• **WHAT YOU SHOULD DO**
What you return should match every record exactly, with the images removed.

--- Start of EXERCISE INPUTS ---

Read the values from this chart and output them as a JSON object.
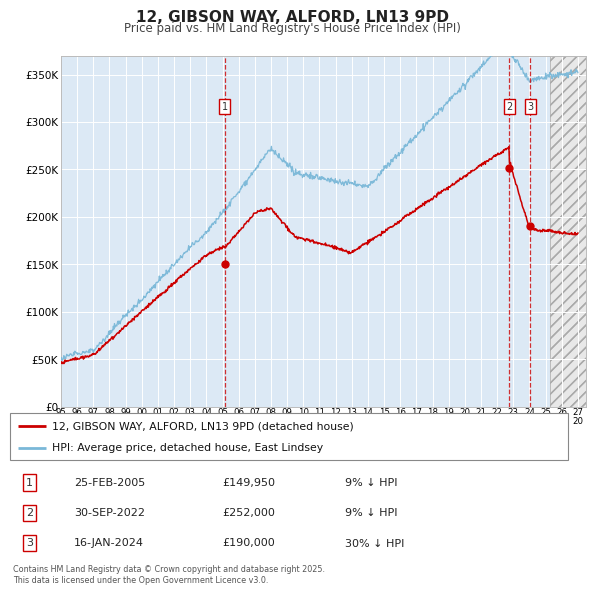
{
  "title": "12, GIBSON WAY, ALFORD, LN13 9PD",
  "subtitle": "Price paid vs. HM Land Registry's House Price Index (HPI)",
  "ylabel_ticks": [
    "£0",
    "£50K",
    "£100K",
    "£150K",
    "£200K",
    "£250K",
    "£300K",
    "£350K"
  ],
  "y_values": [
    0,
    50000,
    100000,
    150000,
    200000,
    250000,
    300000,
    350000
  ],
  "ylim": [
    0,
    370000
  ],
  "xlim_start": 1995.0,
  "xlim_end": 2027.5,
  "hpi_color": "#7ab8d8",
  "price_color": "#cc0000",
  "bg_color": "#dce9f5",
  "grid_color": "#ffffff",
  "sale_dates": [
    2005.146,
    2022.747,
    2024.042
  ],
  "sale_prices": [
    149950,
    252000,
    190000
  ],
  "sale_labels": [
    "1",
    "2",
    "3"
  ],
  "legend_line1": "12, GIBSON WAY, ALFORD, LN13 9PD (detached house)",
  "legend_line2": "HPI: Average price, detached house, East Lindsey",
  "table_rows": [
    [
      "1",
      "25-FEB-2005",
      "£149,950",
      "9% ↓ HPI"
    ],
    [
      "2",
      "30-SEP-2022",
      "£252,000",
      "9% ↓ HPI"
    ],
    [
      "3",
      "16-JAN-2024",
      "£190,000",
      "30% ↓ HPI"
    ]
  ],
  "footer": "Contains HM Land Registry data © Crown copyright and database right 2025.\nThis data is licensed under the Open Government Licence v3.0.",
  "x_tick_years": [
    1995,
    1996,
    1997,
    1998,
    1999,
    2000,
    2001,
    2002,
    2003,
    2004,
    2005,
    2006,
    2007,
    2008,
    2009,
    2010,
    2011,
    2012,
    2013,
    2014,
    2015,
    2016,
    2017,
    2018,
    2019,
    2020,
    2021,
    2022,
    2023,
    2024,
    2025,
    2026,
    2027
  ],
  "hatch_start": 2025.3
}
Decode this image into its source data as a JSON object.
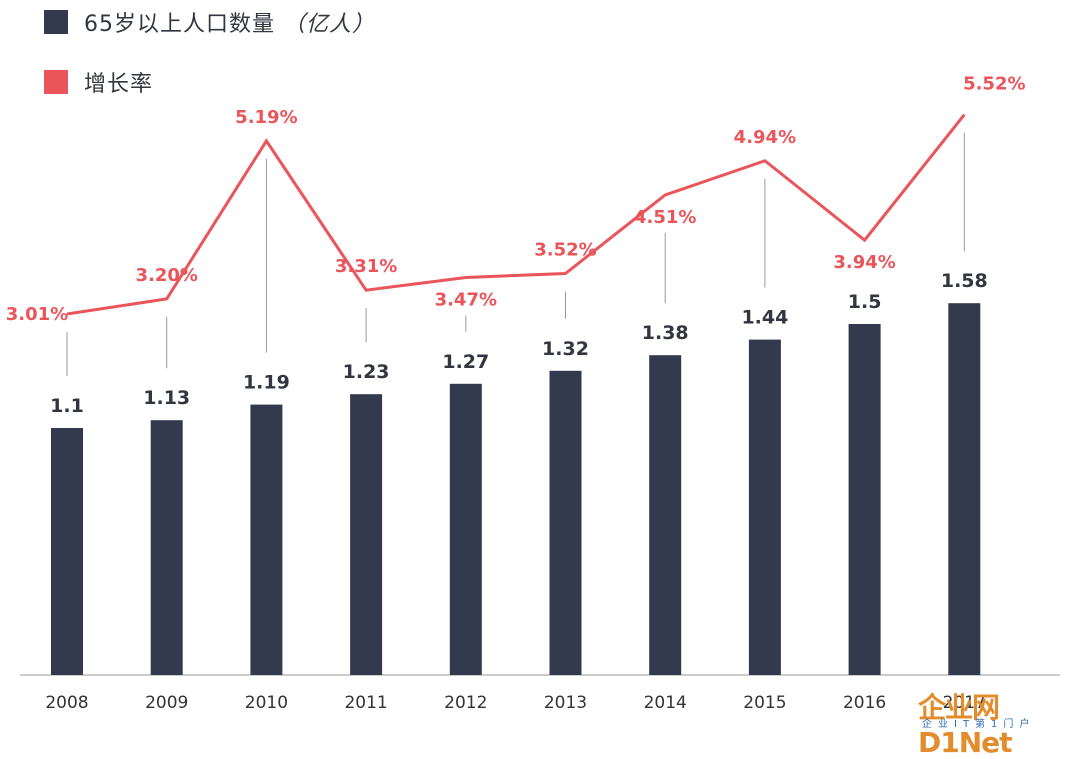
{
  "legend": {
    "bars_label": "65岁以上人口数量",
    "bars_unit": "（亿人）",
    "line_label": "增长率"
  },
  "colors": {
    "bar": "#333a4d",
    "line": "#e9555a",
    "connector": "#9a9a9a",
    "axis": "#999999"
  },
  "chart_data": {
    "type": "bar",
    "categories": [
      "2008",
      "2009",
      "2010",
      "2011",
      "2012",
      "2013",
      "2014",
      "2015",
      "2016",
      "2017"
    ],
    "series": [
      {
        "name": "65岁以上人口数量（亿人）",
        "type": "bar",
        "values": [
          1.1,
          1.13,
          1.19,
          1.23,
          1.27,
          1.32,
          1.38,
          1.44,
          1.5,
          1.58
        ],
        "labels": [
          "1.1",
          "1.13",
          "1.19",
          "1.23",
          "1.27",
          "1.32",
          "1.38",
          "1.44",
          "1.5",
          "1.58"
        ]
      },
      {
        "name": "增长率",
        "type": "line",
        "values": [
          3.01,
          3.2,
          5.19,
          3.31,
          3.47,
          3.52,
          4.51,
          4.94,
          3.94,
          5.52
        ],
        "labels": [
          "3.01%",
          "3.20%",
          "5.19%",
          "3.31%",
          "3.47%",
          "3.52%",
          "4.51%",
          "4.94%",
          "3.94%",
          "5.52%"
        ]
      }
    ],
    "legend_position": "top-left",
    "grid": false
  },
  "watermark": {
    "main": "企业网D1Net",
    "sub": "企业IT第1门户"
  }
}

--- End of EXERCISE INPUTS ---

• **RESPONSE BELOW**
Read the values from this chart and output them as a JSON object.
{
  "title": "12, GIBSON WAY, ALFORD, LN13 9PD",
  "subtitle": "Price paid vs. HM Land Registry's House Price Index (HPI)",
  "ylabel_ticks": [
    "£0",
    "£50K",
    "£100K",
    "£150K",
    "£200K",
    "£250K",
    "£300K",
    "£350K"
  ],
  "y_values": [
    0,
    50000,
    100000,
    150000,
    200000,
    250000,
    300000,
    350000
  ],
  "ylim": [
    0,
    370000
  ],
  "xlim_start": 1995.0,
  "xlim_end": 2027.5,
  "hpi_color": "#7ab8d8",
  "price_color": "#cc0000",
  "bg_color": "#dce9f5",
  "grid_color": "#ffffff",
  "sale_dates": [
    2005.146,
    2022.747,
    2024.042
  ],
  "sale_prices": [
    149950,
    252000,
    190000
  ],
  "sale_labels": [
    "1",
    "2",
    "3"
  ],
  "legend_line1": "12, GIBSON WAY, ALFORD, LN13 9PD (detached house)",
  "legend_line2": "HPI: Average price, detached house, East Lindsey",
  "table_rows": [
    [
      "1",
      "25-FEB-2005",
      "£149,950",
      "9% ↓ HPI"
    ],
    [
      "2",
      "30-SEP-2022",
      "£252,000",
      "9% ↓ HPI"
    ],
    [
      "3",
      "16-JAN-2024",
      "£190,000",
      "30% ↓ HPI"
    ]
  ],
  "footer": "Contains HM Land Registry data © Crown copyright and database right 2025.\nThis data is licensed under the Open Government Licence v3.0.",
  "x_tick_years": [
    1995,
    1996,
    1997,
    1998,
    1999,
    2000,
    2001,
    2002,
    2003,
    2004,
    2005,
    2006,
    2007,
    2008,
    2009,
    2010,
    2011,
    2012,
    2013,
    2014,
    2015,
    2016,
    2017,
    2018,
    2019,
    2020,
    2021,
    2022,
    2023,
    2024,
    2025,
    2026,
    2027
  ],
  "hatch_start": 2025.3
}
Decode this image into its source data as a JSON object.
{
  "legend": {
    "bars_label": "65岁以上人口数量",
    "bars_unit": "（亿人）",
    "line_label": "增长率"
  },
  "colors": {
    "bar": "#333a4d",
    "line": "#e9555a",
    "connector": "#9a9a9a",
    "axis": "#999999"
  },
  "chart_data": {
    "type": "bar",
    "categories": [
      "2008",
      "2009",
      "2010",
      "2011",
      "2012",
      "2013",
      "2014",
      "2015",
      "2016",
      "2017"
    ],
    "series": [
      {
        "name": "65岁以上人口数量（亿人）",
        "type": "bar",
        "values": [
          1.1,
          1.13,
          1.19,
          1.23,
          1.27,
          1.32,
          1.38,
          1.44,
          1.5,
          1.58
        ],
        "labels": [
          "1.1",
          "1.13",
          "1.19",
          "1.23",
          "1.27",
          "1.32",
          "1.38",
          "1.44",
          "1.5",
          "1.58"
        ]
      },
      {
        "name": "增长率",
        "type": "line",
        "values": [
          3.01,
          3.2,
          5.19,
          3.31,
          3.47,
          3.52,
          4.51,
          4.94,
          3.94,
          5.52
        ],
        "labels": [
          "3.01%",
          "3.20%",
          "5.19%",
          "3.31%",
          "3.47%",
          "3.52%",
          "4.51%",
          "4.94%",
          "3.94%",
          "5.52%"
        ]
      }
    ],
    "legend_position": "top-left",
    "grid": false
  },
  "watermark": {
    "main": "企业网D1Net",
    "sub": "企业IT第1门户"
  }
}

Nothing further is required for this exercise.